### WRITTEN PROBLEM
Repeat every record exactly, but keep images out of the copy.

### DATA ROWS
- - - - - - -

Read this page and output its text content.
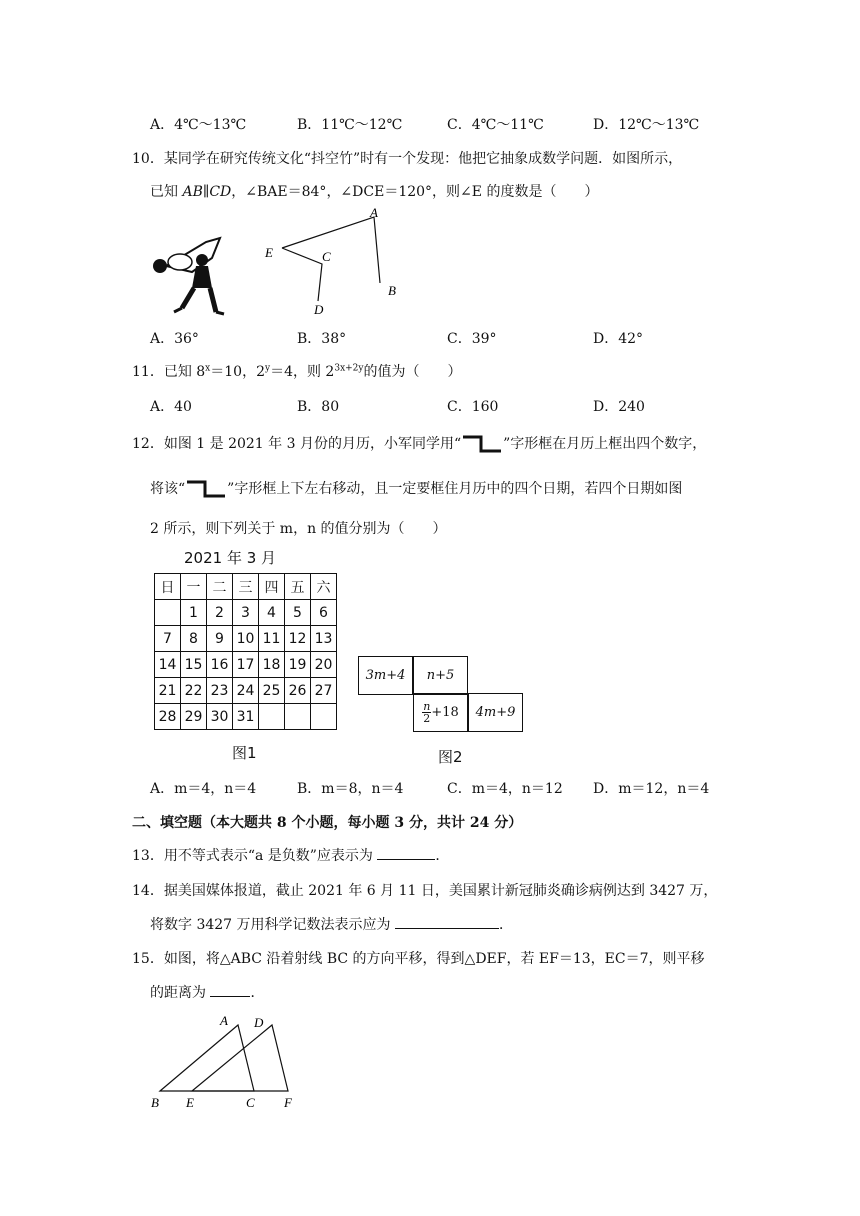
A．4℃～13℃	B．11℃～12℃	C．4℃～11℃	D．12℃～13℃
10．某同学在研究传统文化“抖空竹”时有一个发现：他把它抽象成数学问题．如图所示，
已知 AB∥CD，∠BAE＝84°，∠DCE＝120°，则∠E 的度数是（　　）
A
B
C
D
E
A．36°	B．38°	C．39°	D．42°
11．已知 $8^x=10$，$2^y=4$，则 $2^{3x+2y}$的值为（　　）
A．40	B．80	C．160	D．240
12．如图 1 是 2021 年 3 月份的月历，小军同学用“	”字形框在月历上框出四个数字，
将该“	”字形框上下左右移动，且一定要框住月历中的四个日期，若四个日期如图
2 所示，则下列关于 m，n 的值分别为（　　）
2021 年 3 月
日	一	二	三	四	五	六
	1	2	3	4	5	6
7	8	9	10	11	12	13
14	15	16	17	18	19	20
21	22	23	24	25	26	27
28	29	30	31			
图1
3m+4 n+5
$\frac{n}{2} +18$ 4m+9
图2
A．m＝4，n＝4	B．m＝8，n＝4	C．m＝4，n＝12 D．m＝12，n＝4
二、填空题（本大题共 8 个小题，每小题 3 分，共计 24 分）
13．用不等式表示“a 是负数”应表示为	．
14．据美国媒体报道，截止 2021 年 6 月 11 日，美国累计新冠肺炎确诊病例达到 3427 万，
将数字 3427 万用科学记数法表示应为	．
15．如图，将△ABC 沿着射线 BC 的方向平移，得到△DEF，若 EF＝13，EC＝7，则平移
的距离为	．
A
B	C
D
E	F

- - - - - - -

### RESPONSE FOR THIS EXERCISE
Read this page and output its text content.
A．4℃～13℃	B．11℃～12℃	C．4℃～11℃	D．12℃～13℃
10．某同学在研究传统文化“抖空竹”时有一个发现：他把它抽象成数学问题．如图所示，
已知 AB∥CD，∠BAE＝84°，∠DCE＝120°，则∠E 的度数是（　　）
A
B
C
D
E
A．36°	B．38°	C．39°	D．42°
11．已知 $8^x=10$，$2^y=4$，则 $2^{3x+2y}$的值为（　　）
A．40	B．80	C．160	D．240
12．如图 1 是 2021 年 3 月份的月历，小军同学用“	”字形框在月历上框出四个数字，
将该“	”字形框上下左右移动，且一定要框住月历中的四个日期，若四个日期如图
2 所示，则下列关于 m，n 的值分别为（　　）
2021 年 3 月
日	一	二	三	四	五	六
	1	2	3	4	5	6
7	8	9	10	11	12	13
14	15	16	17	18	19	20
21	22	23	24	25	26	27
28	29	30	31			
图1
3m+4 n+5
$\frac{n}{2} +18$ 4m+9
图2
A．m＝4，n＝4	B．m＝8，n＝4	C．m＝4，n＝12 D．m＝12，n＝4
二、填空题（本大题共 8 个小题，每小题 3 分，共计 24 分）
13．用不等式表示“a 是负数”应表示为	．
14．据美国媒体报道，截止 2021 年 6 月 11 日，美国累计新冠肺炎确诊病例达到 3427 万，
将数字 3427 万用科学记数法表示应为	．
15．如图，将△ABC 沿着射线 BC 的方向平移，得到△DEF，若 EF＝13，EC＝7，则平移
的距离为	．
A
B	C
D
E	F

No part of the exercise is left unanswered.